(A run of records)
▬▬▬

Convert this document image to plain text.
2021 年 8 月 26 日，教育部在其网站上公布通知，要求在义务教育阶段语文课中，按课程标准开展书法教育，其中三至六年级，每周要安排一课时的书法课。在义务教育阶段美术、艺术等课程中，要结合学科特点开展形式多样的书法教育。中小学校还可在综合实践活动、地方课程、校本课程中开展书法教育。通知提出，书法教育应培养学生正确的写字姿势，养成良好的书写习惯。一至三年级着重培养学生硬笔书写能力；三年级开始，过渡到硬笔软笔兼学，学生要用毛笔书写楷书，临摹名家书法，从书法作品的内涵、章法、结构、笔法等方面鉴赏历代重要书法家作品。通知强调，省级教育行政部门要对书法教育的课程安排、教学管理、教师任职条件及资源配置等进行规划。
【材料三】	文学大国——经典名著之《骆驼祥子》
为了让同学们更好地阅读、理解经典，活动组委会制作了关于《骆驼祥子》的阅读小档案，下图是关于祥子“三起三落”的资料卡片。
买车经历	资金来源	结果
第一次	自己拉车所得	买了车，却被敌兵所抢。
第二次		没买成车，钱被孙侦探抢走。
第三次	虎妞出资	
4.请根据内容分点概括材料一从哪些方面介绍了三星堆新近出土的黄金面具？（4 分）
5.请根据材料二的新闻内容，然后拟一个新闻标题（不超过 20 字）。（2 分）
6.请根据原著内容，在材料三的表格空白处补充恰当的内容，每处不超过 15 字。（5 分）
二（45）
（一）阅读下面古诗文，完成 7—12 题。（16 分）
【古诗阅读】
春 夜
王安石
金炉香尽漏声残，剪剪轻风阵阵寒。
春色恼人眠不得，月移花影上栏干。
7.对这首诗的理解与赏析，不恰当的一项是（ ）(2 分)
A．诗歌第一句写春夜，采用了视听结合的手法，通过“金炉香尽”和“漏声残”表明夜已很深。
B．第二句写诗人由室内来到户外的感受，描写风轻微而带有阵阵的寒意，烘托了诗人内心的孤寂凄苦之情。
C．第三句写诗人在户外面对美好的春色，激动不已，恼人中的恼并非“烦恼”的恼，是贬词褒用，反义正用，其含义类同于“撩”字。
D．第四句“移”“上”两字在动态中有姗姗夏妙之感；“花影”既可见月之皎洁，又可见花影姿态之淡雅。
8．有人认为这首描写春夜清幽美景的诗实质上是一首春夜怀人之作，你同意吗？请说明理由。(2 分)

▬▬▬

YOUR INSTRUCTIONS: Reproduce each record shown above without altering a single word.

REPLY TO THE TASK:
Convert this document image to plain text.
2021 年 8 月 26 日，教育部在其网站上公布通知，要求在义务教育阶段语文课中，按课程标准开展书法教育，其中三至六年级，每周要安排一课时的书法课。在义务教育阶段美术、艺术等课程中，要结合学科特点开展形式多样的书法教育。中小学校还可在综合实践活动、地方课程、校本课程中开展书法教育。通知提出，书法教育应培养学生正确的写字姿势，养成良好的书写习惯。一至三年级着重培养学生硬笔书写能力；三年级开始，过渡到硬笔软笔兼学，学生要用毛笔书写楷书，临摹名家书法，从书法作品的内涵、章法、结构、笔法等方面鉴赏历代重要书法家作品。通知强调，省级教育行政部门要对书法教育的课程安排、教学管理、教师任职条件及资源配置等进行规划。
【材料三】	文学大国——经典名著之《骆驼祥子》
为了让同学们更好地阅读、理解经典，活动组委会制作了关于《骆驼祥子》的阅读小档案，下图是关于祥子“三起三落”的资料卡片。
买车经历	资金来源	结果
第一次	自己拉车所得	买了车，却被敌兵所抢。
第二次		没买成车，钱被孙侦探抢走。
第三次	虎妞出资	
4.请根据内容分点概括材料一从哪些方面介绍了三星堆新近出土的黄金面具？（4 分）
5.请根据材料二的新闻内容，然后拟一个新闻标题（不超过 20 字）。（2 分）
6.请根据原著内容，在材料三的表格空白处补充恰当的内容，每处不超过 15 字。（5 分）
二（45）
（一）阅读下面古诗文，完成 7—12 题。（16 分）
【古诗阅读】
春 夜
王安石
金炉香尽漏声残，剪剪轻风阵阵寒。
春色恼人眠不得，月移花影上栏干。
7.对这首诗的理解与赏析，不恰当的一项是（ ）(2 分)
A．诗歌第一句写春夜，采用了视听结合的手法，通过“金炉香尽”和“漏声残”表明夜已很深。
B．第二句写诗人由室内来到户外的感受，描写风轻微而带有阵阵的寒意，烘托了诗人内心的孤寂凄苦之情。
C．第三句写诗人在户外面对美好的春色，激动不已，恼人中的恼并非“烦恼”的恼，是贬词褒用，反义正用，其含义类同于“撩”字。
D．第四句“移”“上”两字在动态中有姗姗夏妙之感；“花影”既可见月之皎洁，又可见花影姿态之淡雅。
8．有人认为这首描写春夜清幽美景的诗实质上是一首春夜怀人之作，你同意吗？请说明理由。(2 分)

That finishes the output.